** EXERCISE DIRECTIONS **
Give the number of lines in the data that contain "usando", and nothing more.

#####

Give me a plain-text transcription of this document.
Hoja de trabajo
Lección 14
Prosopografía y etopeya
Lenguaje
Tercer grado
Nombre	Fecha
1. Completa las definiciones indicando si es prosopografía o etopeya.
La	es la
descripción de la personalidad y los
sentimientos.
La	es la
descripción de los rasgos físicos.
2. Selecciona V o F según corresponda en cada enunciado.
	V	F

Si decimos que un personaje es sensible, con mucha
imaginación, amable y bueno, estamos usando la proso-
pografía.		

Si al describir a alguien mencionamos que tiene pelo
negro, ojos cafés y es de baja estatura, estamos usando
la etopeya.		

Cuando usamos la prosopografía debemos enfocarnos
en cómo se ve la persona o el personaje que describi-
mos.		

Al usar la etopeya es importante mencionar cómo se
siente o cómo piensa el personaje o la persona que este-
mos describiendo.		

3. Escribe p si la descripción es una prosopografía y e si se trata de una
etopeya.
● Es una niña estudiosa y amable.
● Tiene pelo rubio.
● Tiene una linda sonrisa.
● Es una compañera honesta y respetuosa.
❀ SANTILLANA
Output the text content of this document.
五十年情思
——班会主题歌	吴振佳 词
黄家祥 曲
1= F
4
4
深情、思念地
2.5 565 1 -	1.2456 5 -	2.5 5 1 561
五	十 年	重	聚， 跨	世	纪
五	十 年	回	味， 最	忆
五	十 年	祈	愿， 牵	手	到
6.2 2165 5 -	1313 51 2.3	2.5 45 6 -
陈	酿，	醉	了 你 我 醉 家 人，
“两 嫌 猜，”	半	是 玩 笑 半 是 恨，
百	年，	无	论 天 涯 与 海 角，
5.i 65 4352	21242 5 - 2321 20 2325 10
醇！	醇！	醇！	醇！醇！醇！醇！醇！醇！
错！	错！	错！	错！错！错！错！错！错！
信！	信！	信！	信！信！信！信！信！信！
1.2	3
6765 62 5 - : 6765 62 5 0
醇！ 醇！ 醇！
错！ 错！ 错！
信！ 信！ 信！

#####

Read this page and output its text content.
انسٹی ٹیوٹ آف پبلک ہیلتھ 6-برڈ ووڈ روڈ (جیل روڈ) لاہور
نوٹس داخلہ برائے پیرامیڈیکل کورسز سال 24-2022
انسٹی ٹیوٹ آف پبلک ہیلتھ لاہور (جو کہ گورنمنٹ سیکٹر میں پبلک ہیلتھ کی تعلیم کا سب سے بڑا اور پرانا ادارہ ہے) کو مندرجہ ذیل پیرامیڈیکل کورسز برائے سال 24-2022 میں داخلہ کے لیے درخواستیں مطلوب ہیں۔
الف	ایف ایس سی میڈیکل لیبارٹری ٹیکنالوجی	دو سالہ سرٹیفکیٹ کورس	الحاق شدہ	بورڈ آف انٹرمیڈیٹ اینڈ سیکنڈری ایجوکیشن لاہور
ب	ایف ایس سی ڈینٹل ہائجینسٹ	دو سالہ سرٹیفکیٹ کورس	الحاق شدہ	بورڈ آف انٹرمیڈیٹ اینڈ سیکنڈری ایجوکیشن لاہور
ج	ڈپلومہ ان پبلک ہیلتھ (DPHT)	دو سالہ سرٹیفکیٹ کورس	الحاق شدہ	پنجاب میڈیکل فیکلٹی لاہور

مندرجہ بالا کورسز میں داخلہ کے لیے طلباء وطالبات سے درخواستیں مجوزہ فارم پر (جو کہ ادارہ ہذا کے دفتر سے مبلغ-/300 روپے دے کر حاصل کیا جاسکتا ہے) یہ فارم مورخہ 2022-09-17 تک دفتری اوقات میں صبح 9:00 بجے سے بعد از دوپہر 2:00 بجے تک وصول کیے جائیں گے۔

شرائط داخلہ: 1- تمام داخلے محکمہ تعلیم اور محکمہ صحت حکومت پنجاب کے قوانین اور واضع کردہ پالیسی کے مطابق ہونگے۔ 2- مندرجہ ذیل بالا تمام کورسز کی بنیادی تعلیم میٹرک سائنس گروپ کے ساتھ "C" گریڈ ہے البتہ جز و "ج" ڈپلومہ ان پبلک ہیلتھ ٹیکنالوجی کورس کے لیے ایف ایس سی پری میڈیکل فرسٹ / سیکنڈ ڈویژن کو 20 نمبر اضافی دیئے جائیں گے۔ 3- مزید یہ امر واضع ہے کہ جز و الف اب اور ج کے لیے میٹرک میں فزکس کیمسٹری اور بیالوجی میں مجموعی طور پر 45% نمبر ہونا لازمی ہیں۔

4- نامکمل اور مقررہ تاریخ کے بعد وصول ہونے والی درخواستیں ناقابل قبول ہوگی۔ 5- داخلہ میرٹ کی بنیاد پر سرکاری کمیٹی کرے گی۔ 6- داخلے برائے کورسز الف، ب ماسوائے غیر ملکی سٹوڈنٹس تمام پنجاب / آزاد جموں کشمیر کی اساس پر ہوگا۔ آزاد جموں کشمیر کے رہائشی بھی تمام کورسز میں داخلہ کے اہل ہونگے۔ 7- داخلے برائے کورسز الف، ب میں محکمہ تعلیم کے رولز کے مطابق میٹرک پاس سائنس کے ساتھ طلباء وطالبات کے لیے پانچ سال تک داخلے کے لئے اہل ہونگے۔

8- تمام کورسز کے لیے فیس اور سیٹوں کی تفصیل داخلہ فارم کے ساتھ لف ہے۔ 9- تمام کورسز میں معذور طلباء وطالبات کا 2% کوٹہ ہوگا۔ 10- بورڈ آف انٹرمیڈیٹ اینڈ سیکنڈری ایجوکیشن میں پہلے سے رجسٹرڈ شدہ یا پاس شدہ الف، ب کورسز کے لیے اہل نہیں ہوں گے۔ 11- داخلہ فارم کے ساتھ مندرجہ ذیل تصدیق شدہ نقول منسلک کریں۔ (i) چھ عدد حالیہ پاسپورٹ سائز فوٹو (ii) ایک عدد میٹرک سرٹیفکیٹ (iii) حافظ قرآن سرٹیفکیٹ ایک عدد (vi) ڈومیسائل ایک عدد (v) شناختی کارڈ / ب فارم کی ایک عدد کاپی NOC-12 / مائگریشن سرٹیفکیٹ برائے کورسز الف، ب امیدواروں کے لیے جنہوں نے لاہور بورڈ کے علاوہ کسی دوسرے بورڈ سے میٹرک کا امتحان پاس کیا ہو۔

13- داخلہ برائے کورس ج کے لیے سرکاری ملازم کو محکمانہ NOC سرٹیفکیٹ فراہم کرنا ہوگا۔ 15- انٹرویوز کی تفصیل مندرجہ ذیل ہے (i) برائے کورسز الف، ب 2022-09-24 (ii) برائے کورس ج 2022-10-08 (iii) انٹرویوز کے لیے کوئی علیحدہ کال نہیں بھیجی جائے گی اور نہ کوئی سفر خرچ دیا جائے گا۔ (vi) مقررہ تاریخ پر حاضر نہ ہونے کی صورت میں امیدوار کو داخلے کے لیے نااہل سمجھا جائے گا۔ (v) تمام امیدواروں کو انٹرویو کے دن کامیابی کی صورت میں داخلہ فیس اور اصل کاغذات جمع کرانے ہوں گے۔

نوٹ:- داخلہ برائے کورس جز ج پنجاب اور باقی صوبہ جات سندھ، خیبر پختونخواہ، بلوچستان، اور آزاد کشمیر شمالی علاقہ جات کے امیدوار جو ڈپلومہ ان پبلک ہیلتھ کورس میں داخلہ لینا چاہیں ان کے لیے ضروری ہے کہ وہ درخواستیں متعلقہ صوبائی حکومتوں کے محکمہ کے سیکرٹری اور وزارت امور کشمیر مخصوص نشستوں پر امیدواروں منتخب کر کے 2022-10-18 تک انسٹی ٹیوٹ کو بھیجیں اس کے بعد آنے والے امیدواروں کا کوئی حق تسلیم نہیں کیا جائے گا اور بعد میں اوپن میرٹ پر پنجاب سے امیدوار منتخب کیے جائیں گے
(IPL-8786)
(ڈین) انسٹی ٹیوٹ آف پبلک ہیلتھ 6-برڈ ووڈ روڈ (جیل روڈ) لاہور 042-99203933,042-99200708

#####

** FINISHED EXERCISE **
2